[[ Given passage open ]]
The validation results further show that EEFx improves the quality of protein conformation and nonbonded atomic interactions. The WHAT-IF packing quality score (the atomic distributions around different molecular fragments) [71] and the MolProbity clashscore (the number of serious atomic overlaps per thousand atoms) [72] provide estimates of the quality of nonbonded atomic interactions or atomic packing. Notably, all structures generated with EEFx display marked improvements in both of these key metrics (Fig. 6B, G), even when compared with water-refined structures (Fig. S3). This is reflected in the overall MolProbity score [46, 47] (the lower the better), which improves with EEFx for every protein tested (Fig. 6H). Generally, NMR structures tend to be somewhat less well packed and expanded relative to X-ray structures [73, 74] and often the experimental NMR data are more consistent with high-resolution crystal structures than the corresponding NMR structures [75]. Indeed, the improved packing obtained with EEFx is also reflected in the improved agreement with the experimental RDC data.

Overall the best results are obtained when EEFx is used in conjunction with TorsionDB. However, the use of EEFx with the E_DIHE energy term also yields very favorable results (Fig. S3), thus providing a non-statistical, albeit empirical, alternative to the use of a statistical knowledge-based potential (torsionDB) for dihedral angles.
[[ Given passage closed ]]
[[ Extracted data open ]]
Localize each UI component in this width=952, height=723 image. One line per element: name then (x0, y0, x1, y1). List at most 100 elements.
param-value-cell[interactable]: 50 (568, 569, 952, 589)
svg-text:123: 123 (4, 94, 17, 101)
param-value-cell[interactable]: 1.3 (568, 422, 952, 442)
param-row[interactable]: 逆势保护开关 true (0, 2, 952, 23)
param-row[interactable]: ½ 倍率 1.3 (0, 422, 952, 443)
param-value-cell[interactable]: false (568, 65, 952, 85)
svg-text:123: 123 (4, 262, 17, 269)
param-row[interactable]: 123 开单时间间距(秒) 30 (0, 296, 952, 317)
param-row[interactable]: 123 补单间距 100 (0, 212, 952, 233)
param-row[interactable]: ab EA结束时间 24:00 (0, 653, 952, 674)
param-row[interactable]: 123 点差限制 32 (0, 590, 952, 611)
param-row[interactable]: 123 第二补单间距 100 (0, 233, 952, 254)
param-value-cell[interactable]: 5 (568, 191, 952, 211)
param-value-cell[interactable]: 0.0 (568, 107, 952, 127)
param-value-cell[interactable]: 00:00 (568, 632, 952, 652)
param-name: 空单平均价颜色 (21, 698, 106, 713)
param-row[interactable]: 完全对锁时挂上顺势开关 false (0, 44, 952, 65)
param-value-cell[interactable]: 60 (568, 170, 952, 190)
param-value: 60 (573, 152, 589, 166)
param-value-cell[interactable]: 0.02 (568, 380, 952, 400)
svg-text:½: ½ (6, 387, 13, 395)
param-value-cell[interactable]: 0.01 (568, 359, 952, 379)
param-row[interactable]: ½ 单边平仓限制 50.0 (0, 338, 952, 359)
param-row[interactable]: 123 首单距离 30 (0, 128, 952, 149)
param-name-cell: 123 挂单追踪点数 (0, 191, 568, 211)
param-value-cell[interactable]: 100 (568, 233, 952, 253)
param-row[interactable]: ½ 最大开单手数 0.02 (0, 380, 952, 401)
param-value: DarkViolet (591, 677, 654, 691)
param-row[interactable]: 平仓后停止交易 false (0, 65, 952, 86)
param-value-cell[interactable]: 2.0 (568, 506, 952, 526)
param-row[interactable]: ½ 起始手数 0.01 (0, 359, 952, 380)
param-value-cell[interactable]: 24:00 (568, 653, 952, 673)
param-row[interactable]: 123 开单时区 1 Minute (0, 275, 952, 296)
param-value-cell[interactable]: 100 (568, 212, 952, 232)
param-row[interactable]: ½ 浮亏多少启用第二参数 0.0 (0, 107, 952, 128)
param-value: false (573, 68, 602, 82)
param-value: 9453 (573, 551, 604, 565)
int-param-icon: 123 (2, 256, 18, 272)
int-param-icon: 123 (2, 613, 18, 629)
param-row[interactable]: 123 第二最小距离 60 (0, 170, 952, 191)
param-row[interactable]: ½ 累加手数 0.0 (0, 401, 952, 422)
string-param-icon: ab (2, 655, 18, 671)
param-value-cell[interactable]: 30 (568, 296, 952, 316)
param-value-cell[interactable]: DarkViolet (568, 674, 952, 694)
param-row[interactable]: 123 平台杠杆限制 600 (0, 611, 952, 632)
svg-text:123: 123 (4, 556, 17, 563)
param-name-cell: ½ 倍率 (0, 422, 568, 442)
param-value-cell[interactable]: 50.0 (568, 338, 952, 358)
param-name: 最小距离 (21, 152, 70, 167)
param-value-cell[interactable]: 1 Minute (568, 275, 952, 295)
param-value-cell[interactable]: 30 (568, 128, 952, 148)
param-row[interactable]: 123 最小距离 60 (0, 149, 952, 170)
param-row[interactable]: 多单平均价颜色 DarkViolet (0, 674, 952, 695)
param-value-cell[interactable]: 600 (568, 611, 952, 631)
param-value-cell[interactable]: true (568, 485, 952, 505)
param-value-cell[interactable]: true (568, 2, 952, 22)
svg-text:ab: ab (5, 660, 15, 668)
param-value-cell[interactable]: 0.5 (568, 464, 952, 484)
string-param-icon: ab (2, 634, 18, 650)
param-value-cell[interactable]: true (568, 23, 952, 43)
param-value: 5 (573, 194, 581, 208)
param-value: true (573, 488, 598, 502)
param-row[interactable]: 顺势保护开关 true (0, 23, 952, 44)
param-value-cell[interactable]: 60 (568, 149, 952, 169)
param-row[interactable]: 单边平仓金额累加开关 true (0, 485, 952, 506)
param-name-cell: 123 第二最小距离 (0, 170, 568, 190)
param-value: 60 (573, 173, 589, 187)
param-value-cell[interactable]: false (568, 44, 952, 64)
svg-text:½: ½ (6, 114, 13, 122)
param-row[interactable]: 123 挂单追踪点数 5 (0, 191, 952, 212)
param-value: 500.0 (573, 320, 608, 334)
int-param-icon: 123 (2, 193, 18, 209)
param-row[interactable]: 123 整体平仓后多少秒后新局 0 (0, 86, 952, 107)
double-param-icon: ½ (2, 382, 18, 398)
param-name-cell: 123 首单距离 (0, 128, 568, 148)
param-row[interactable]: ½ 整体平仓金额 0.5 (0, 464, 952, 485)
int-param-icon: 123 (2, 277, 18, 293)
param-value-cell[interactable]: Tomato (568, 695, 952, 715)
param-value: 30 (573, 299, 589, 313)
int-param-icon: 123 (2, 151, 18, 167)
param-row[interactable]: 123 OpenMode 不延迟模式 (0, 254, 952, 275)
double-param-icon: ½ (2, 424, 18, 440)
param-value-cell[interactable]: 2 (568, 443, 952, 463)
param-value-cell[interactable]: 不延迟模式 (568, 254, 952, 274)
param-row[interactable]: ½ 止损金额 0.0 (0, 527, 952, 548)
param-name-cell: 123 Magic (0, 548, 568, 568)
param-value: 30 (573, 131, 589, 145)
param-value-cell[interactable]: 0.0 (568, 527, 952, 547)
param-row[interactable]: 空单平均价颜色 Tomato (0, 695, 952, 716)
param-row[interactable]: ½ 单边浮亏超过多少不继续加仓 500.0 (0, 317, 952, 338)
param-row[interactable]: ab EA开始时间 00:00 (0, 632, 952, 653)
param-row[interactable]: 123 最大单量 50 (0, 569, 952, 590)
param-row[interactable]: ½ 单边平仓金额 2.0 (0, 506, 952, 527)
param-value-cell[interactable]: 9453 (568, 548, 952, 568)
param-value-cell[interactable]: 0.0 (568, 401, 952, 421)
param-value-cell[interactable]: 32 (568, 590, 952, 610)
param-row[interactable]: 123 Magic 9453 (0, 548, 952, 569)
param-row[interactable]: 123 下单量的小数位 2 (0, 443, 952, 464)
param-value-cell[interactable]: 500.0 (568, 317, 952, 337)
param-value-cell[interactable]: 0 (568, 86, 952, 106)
[[ Extracted data closed ]]
Problem set
**A.** In the EEFx passage, what does the MolProbity clashscore measure?
**B.** Reproduce the part of the EEFx passage that begins at the words "Overall the best" and stops after "for dihedral angles.".

Solutions per task
**A.** The number of serious atomic overlaps per thousand atoms.

**B.**
Overall the best results are obtained when EEFx is used in conjunction with TorsionDB. However, the use of EEFx with the E_DIHE energy term also yields very favorable results (Fig. S3), thus providing a non-statistical, albeit empirical, alternative to the use of a statistical knowledge-based potential (torsionDB) for dihedral angles.